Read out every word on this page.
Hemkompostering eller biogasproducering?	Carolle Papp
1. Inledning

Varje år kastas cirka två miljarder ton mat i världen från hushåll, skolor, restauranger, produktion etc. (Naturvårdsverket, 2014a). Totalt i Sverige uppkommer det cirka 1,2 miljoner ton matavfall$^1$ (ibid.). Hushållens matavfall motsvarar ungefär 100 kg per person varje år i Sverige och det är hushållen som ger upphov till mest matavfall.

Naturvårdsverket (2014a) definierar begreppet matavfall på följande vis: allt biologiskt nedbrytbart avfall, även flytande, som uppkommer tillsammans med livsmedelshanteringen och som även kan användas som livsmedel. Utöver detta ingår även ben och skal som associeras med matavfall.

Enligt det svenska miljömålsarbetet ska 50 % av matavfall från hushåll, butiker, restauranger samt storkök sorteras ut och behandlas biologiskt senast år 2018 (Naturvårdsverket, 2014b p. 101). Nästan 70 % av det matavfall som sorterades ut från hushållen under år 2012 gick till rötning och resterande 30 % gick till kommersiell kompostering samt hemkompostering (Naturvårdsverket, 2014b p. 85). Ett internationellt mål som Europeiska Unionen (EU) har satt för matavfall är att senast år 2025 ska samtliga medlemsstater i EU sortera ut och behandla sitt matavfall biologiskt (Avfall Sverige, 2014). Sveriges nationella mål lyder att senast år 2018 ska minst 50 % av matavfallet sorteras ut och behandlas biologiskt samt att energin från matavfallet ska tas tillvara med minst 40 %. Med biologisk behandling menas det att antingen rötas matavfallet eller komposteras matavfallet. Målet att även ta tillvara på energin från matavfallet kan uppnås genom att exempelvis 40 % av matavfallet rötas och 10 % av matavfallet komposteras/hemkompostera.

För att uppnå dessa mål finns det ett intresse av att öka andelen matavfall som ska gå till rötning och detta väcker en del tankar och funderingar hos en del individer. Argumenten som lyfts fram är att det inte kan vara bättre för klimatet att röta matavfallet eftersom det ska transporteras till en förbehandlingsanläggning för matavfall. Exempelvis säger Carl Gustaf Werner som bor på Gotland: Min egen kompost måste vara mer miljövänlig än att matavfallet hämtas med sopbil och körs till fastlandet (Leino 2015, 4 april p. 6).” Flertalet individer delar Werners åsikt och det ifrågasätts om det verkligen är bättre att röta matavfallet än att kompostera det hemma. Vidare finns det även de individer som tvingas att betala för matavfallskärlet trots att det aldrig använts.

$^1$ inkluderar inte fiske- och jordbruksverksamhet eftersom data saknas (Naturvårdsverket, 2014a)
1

• DIRECTIONS:
Give back each entry above precisely as it was written.

• SOLUTION:
Read out every word on this page.
Hemkompostering eller biogasproducering?	Carolle Papp
1. Inledning

Varje år kastas cirka två miljarder ton mat i världen från hushåll, skolor, restauranger, produktion etc. (Naturvårdsverket, 2014a). Totalt i Sverige uppkommer det cirka 1,2 miljoner ton matavfall$^1$ (ibid.). Hushållens matavfall motsvarar ungefär 100 kg per person varje år i Sverige och det är hushållen som ger upphov till mest matavfall.

Naturvårdsverket (2014a) definierar begreppet matavfall på följande vis: allt biologiskt nedbrytbart avfall, även flytande, som uppkommer tillsammans med livsmedelshanteringen och som även kan användas som livsmedel. Utöver detta ingår även ben och skal som associeras med matavfall.

Enligt det svenska miljömålsarbetet ska 50 % av matavfall från hushåll, butiker, restauranger samt storkök sorteras ut och behandlas biologiskt senast år 2018 (Naturvårdsverket, 2014b p. 101). Nästan 70 % av det matavfall som sorterades ut från hushållen under år 2012 gick till rötning och resterande 30 % gick till kommersiell kompostering samt hemkompostering (Naturvårdsverket, 2014b p. 85). Ett internationellt mål som Europeiska Unionen (EU) har satt för matavfall är att senast år 2025 ska samtliga medlemsstater i EU sortera ut och behandla sitt matavfall biologiskt (Avfall Sverige, 2014). Sveriges nationella mål lyder att senast år 2018 ska minst 50 % av matavfallet sorteras ut och behandlas biologiskt samt att energin från matavfallet ska tas tillvara med minst 40 %. Med biologisk behandling menas det att antingen rötas matavfallet eller komposteras matavfallet. Målet att även ta tillvara på energin från matavfallet kan uppnås genom att exempelvis 40 % av matavfallet rötas och 10 % av matavfallet komposteras/hemkompostera.

För att uppnå dessa mål finns det ett intresse av att öka andelen matavfall som ska gå till rötning och detta väcker en del tankar och funderingar hos en del individer. Argumenten som lyfts fram är att det inte kan vara bättre för klimatet att röta matavfallet eftersom det ska transporteras till en förbehandlingsanläggning för matavfall. Exempelvis säger Carl Gustaf Werner som bor på Gotland: Min egen kompost måste vara mer miljövänlig än att matavfallet hämtas med sopbil och körs till fastlandet (Leino 2015, 4 april p. 6).” Flertalet individer delar Werners åsikt och det ifrågasätts om det verkligen är bättre att röta matavfallet än att kompostera det hemma. Vidare finns det även de individer som tvingas att betala för matavfallskärlet trots att det aldrig använts.

$^1$ inkluderar inte fiske- och jordbruksverksamhet eftersom data saknas (Naturvårdsverket, 2014a)
1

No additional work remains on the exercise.